Exercise instructions:
Below are the records; collect from them each line containing the string "申报清单".

Material for the task:
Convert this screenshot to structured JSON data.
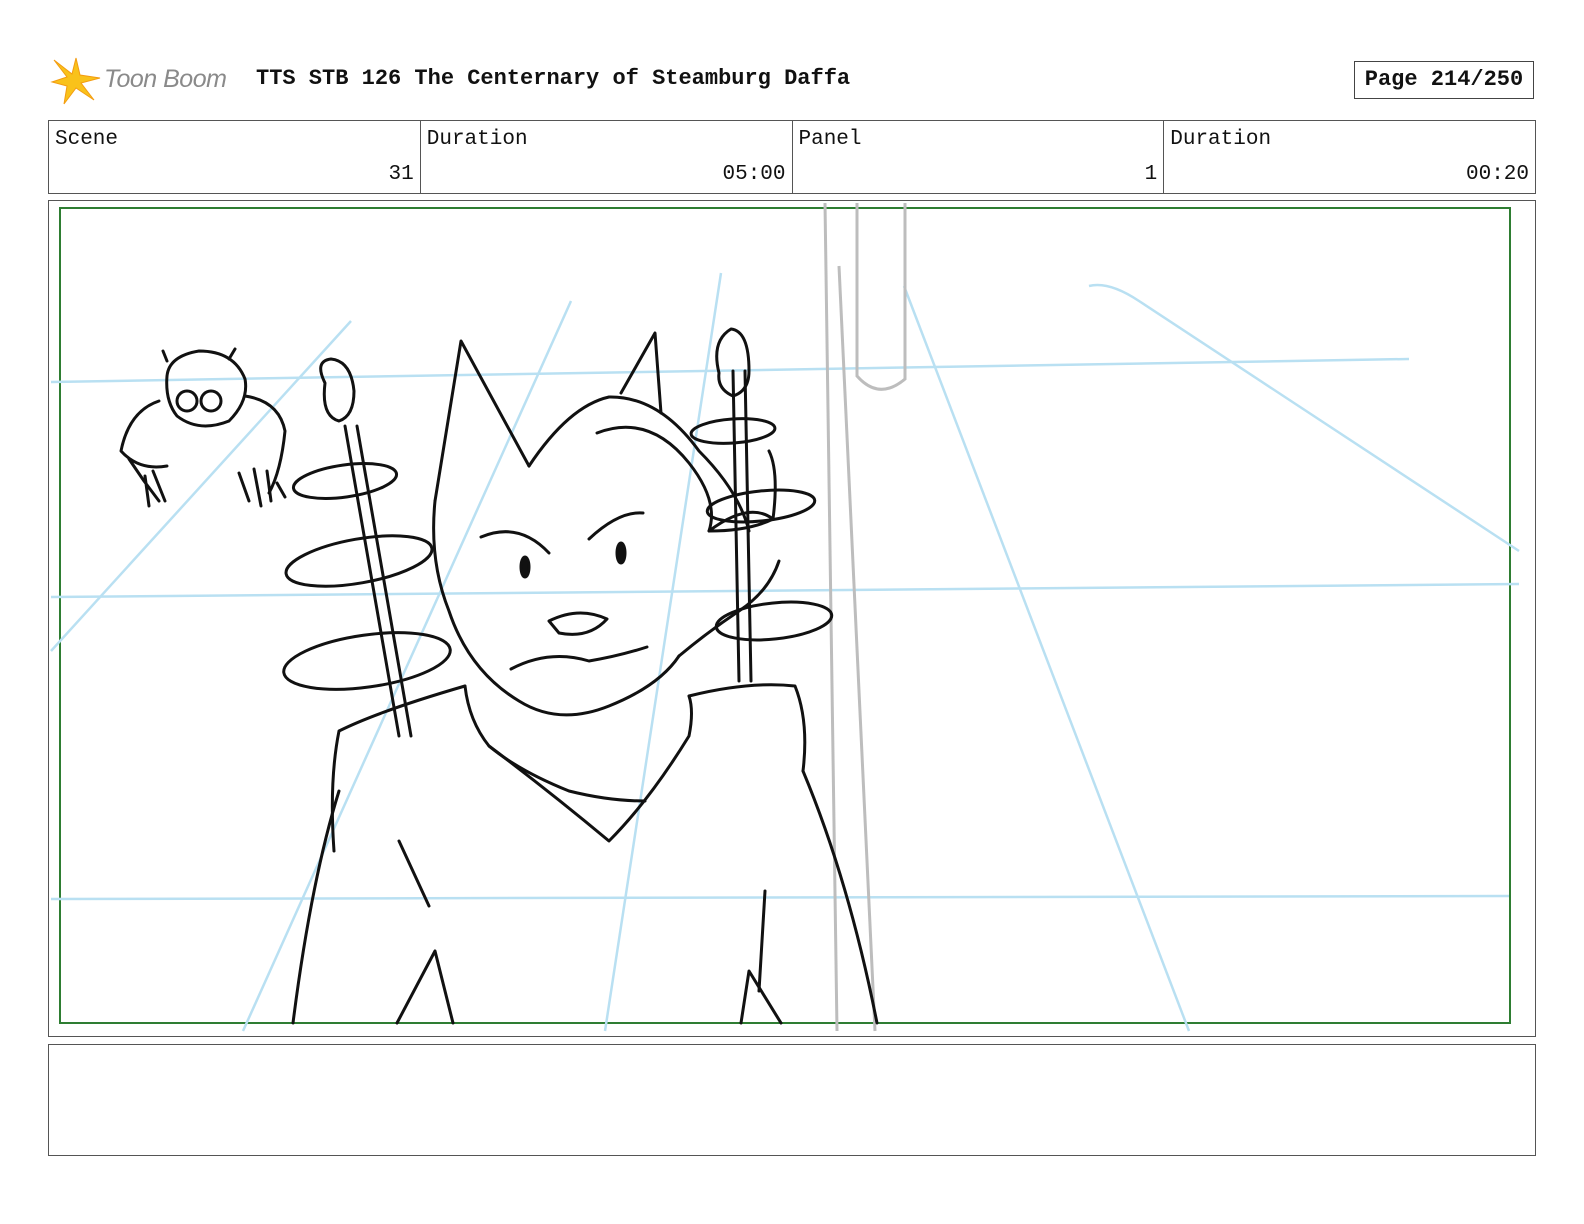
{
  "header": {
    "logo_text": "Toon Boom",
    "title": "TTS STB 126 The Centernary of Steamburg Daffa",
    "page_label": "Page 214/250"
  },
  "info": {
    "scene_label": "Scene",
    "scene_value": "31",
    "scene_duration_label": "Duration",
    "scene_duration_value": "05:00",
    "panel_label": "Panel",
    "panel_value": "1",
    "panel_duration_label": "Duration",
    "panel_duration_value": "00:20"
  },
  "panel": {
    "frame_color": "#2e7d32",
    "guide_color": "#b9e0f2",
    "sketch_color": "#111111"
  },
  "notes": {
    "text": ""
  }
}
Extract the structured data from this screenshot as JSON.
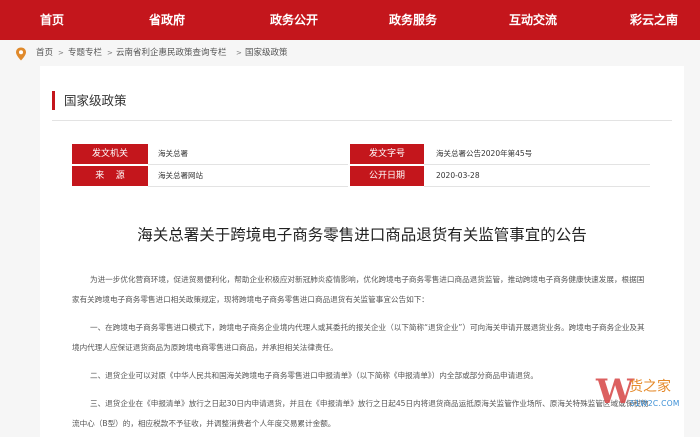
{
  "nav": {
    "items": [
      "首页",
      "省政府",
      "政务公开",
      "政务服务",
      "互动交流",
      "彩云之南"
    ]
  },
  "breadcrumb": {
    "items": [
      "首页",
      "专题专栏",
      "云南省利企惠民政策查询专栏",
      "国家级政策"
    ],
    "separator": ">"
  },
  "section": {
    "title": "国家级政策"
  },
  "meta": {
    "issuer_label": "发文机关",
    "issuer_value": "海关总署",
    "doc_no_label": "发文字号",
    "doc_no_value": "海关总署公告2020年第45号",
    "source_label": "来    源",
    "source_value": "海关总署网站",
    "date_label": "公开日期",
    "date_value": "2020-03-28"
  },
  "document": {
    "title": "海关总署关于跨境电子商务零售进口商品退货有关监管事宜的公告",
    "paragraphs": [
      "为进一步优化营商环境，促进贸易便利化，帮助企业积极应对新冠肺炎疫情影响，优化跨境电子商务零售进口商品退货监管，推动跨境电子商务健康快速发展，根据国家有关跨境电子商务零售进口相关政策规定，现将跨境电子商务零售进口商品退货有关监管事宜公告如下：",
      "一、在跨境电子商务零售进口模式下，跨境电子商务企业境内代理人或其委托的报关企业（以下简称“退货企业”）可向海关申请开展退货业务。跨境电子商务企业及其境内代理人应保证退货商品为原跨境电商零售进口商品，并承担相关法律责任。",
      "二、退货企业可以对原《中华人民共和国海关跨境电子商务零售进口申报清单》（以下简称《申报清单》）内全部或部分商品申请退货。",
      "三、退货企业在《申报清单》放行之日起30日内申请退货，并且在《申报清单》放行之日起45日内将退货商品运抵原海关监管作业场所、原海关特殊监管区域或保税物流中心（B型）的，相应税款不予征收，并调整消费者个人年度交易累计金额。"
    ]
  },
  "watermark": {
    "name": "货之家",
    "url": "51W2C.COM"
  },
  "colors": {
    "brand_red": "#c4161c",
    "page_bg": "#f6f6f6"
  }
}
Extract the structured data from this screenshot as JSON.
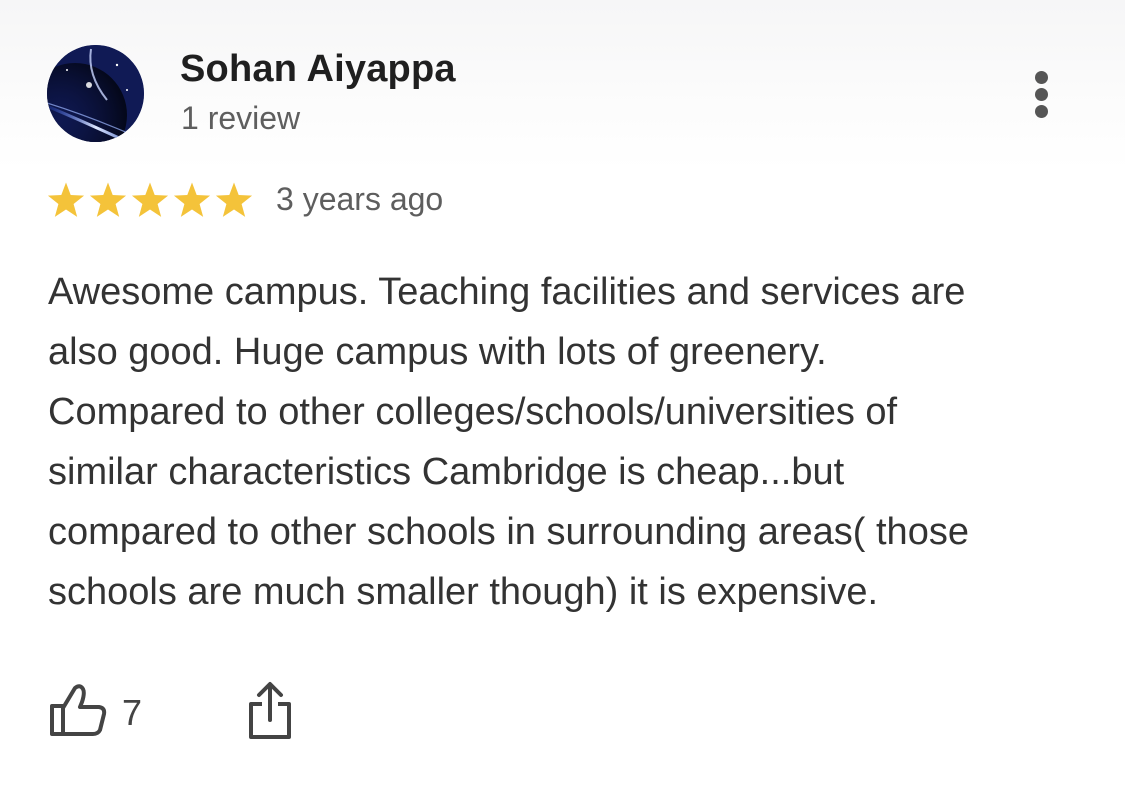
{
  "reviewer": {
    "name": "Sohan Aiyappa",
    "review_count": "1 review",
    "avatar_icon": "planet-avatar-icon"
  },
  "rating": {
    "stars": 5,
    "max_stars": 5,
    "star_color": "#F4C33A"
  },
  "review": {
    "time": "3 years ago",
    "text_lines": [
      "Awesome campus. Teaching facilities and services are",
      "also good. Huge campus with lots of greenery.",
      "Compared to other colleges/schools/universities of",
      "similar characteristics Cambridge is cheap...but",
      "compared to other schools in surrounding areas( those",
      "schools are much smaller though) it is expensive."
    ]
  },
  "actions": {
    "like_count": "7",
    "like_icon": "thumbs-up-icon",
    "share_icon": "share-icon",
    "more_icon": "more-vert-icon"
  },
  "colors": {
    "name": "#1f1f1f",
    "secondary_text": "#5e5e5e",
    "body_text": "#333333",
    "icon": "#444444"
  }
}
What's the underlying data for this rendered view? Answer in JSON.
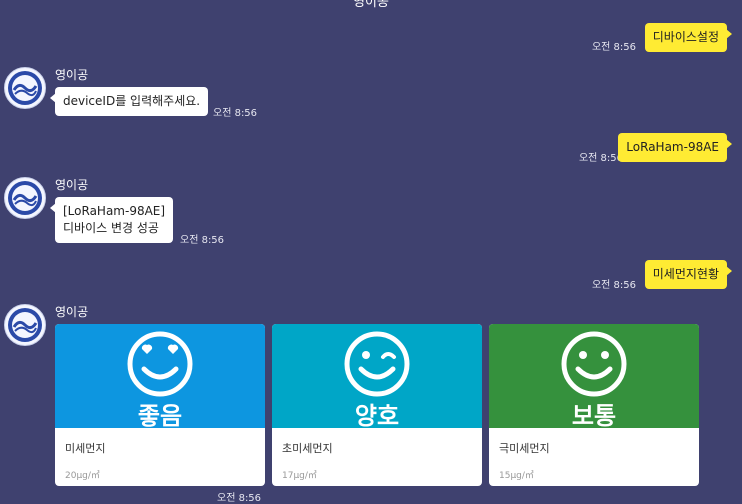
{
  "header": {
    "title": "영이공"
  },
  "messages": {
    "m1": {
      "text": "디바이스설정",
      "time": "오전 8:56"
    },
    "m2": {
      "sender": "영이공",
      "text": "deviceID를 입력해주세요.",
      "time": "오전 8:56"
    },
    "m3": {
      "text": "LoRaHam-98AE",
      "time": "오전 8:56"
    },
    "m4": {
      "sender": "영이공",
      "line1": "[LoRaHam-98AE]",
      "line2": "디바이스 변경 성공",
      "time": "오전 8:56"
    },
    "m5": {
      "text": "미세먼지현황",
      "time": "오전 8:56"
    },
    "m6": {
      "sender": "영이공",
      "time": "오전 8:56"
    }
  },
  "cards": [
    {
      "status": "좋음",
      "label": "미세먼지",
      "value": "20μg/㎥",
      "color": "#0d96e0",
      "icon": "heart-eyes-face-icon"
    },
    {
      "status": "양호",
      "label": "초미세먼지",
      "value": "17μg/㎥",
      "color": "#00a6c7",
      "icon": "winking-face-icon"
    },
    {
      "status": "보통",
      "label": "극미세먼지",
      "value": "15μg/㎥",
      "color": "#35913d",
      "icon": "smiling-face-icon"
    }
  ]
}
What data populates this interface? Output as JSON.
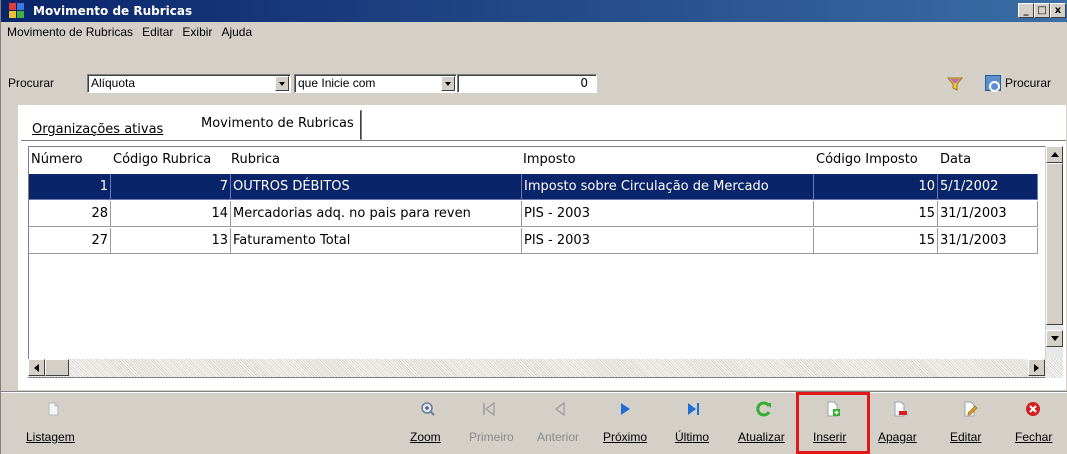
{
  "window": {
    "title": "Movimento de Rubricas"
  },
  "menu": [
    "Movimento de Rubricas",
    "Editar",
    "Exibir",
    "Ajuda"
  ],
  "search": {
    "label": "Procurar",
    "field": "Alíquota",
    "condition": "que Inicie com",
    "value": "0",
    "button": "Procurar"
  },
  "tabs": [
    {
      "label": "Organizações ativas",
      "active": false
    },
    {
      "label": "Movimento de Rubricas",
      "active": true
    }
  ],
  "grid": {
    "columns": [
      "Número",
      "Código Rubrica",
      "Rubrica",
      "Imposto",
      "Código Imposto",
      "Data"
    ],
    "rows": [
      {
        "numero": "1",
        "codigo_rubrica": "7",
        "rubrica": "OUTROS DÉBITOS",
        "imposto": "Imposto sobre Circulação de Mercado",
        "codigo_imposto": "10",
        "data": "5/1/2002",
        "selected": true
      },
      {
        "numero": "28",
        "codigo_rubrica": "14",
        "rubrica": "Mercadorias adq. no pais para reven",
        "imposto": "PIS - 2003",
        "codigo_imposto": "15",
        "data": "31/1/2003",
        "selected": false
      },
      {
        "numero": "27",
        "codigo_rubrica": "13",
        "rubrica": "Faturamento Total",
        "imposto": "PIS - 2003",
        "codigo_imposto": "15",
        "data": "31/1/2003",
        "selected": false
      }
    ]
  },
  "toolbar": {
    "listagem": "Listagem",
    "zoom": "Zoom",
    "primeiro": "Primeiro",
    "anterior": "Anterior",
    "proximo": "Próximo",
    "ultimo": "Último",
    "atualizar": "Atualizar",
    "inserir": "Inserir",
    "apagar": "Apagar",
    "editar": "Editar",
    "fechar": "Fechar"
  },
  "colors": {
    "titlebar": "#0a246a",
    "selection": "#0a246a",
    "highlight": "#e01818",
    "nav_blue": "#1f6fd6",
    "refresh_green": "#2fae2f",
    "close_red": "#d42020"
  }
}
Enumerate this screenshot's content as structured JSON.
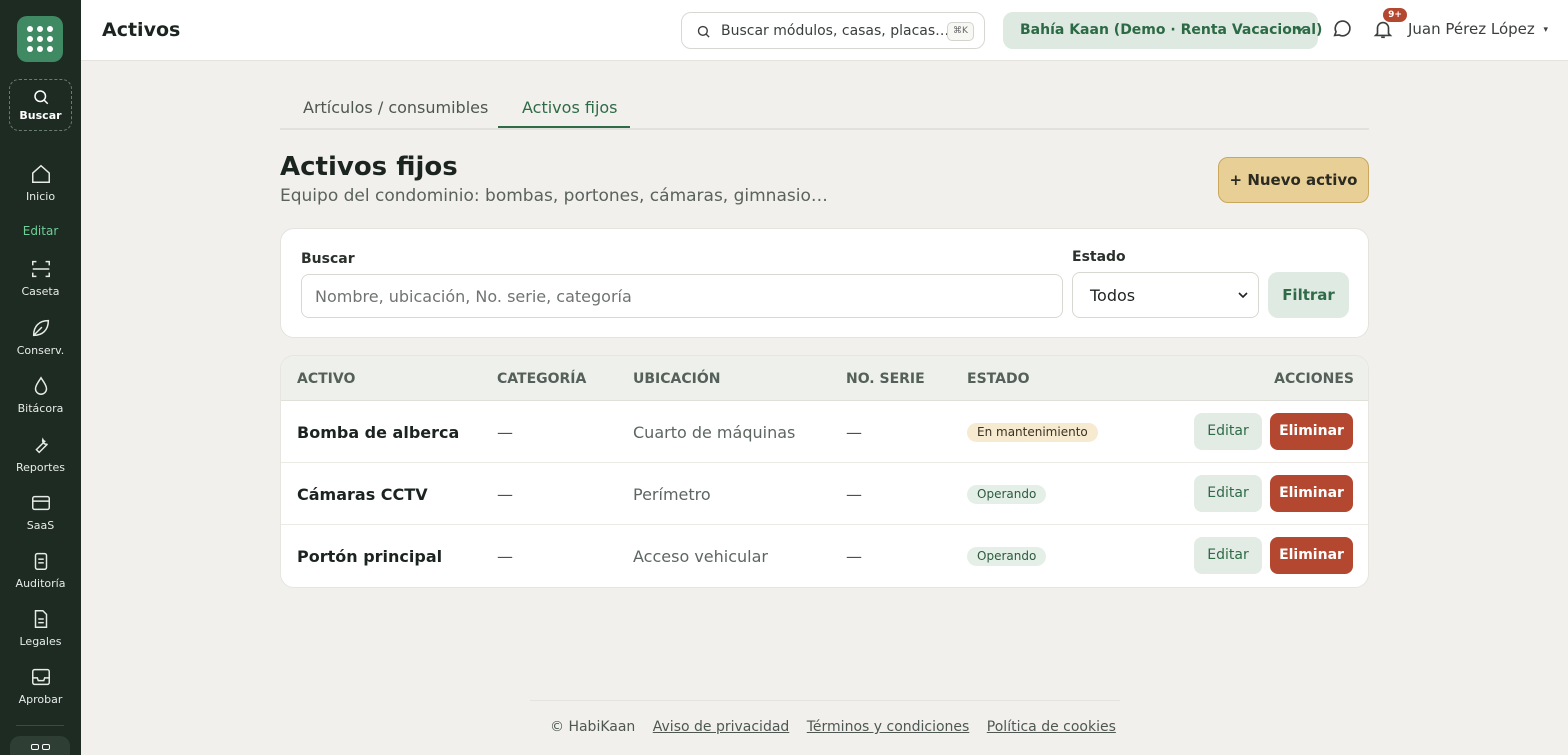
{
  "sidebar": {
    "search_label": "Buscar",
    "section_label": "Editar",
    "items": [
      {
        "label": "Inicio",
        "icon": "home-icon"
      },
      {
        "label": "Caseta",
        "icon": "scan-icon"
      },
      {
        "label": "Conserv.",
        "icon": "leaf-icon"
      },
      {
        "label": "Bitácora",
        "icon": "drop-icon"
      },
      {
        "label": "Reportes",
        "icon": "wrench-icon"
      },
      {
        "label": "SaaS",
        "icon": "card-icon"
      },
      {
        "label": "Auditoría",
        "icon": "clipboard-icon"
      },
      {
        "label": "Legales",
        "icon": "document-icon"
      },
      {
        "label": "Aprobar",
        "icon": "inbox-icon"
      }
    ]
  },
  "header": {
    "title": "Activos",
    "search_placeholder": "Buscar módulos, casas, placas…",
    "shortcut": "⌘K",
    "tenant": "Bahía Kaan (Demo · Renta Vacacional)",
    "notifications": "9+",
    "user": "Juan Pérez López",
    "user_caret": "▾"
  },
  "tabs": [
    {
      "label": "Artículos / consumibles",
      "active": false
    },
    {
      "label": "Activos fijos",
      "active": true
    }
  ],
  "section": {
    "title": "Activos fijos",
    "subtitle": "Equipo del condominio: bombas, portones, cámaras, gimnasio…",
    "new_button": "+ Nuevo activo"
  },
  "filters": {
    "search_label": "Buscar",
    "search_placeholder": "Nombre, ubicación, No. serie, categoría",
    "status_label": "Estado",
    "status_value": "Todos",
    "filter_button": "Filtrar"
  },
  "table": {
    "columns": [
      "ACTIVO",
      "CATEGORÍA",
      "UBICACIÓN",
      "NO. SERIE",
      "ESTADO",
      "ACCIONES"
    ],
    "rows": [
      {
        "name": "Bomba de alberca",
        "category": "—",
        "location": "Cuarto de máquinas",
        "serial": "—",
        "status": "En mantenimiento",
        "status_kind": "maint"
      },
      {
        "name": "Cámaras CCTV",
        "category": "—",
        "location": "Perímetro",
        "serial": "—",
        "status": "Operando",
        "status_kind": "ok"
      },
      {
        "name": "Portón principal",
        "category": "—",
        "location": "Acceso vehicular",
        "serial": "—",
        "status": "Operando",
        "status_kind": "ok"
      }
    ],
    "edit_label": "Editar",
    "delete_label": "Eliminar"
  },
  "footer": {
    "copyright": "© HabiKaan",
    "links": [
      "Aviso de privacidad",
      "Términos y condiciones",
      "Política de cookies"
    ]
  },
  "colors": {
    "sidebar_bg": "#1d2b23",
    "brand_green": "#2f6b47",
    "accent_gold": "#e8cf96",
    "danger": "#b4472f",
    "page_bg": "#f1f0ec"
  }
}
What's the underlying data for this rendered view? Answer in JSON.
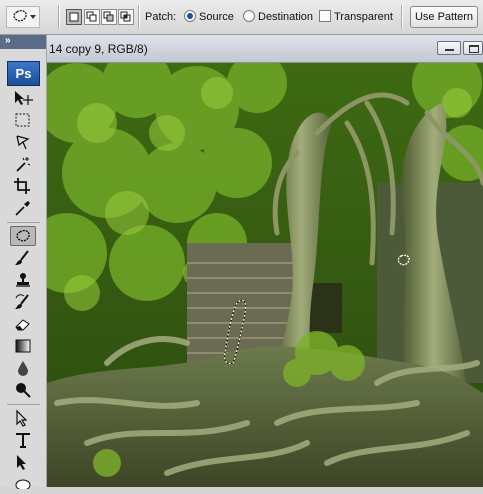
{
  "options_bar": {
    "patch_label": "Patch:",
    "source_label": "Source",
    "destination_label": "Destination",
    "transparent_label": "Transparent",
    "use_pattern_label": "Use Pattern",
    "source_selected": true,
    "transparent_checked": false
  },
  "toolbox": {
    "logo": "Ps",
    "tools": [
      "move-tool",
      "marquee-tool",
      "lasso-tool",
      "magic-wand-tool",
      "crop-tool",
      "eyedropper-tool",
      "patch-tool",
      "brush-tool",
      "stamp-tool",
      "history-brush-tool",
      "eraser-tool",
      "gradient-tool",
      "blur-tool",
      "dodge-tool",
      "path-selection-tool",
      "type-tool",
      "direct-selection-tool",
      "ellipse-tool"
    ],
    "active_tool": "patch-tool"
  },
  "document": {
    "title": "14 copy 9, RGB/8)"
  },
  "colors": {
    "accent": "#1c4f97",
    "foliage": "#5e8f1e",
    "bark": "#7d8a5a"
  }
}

Result of the exercise:
      "二、退货企业可以对原《中华人民共和国海关跨境电子商务零售进口申报清单》（以下简称《申报清单》）内全部或部分商品申请退货。",
      "三、退货企业在《申报清单》放行之日起30日内申请退货，并且在《申报清单》放行之日起45日内将退货商品运抵原海关监管作业场所、原海关特殊监管区域或保税物流中心（B型）的，相应税款不予征收，并调整消费者个人年度交易累计金额。"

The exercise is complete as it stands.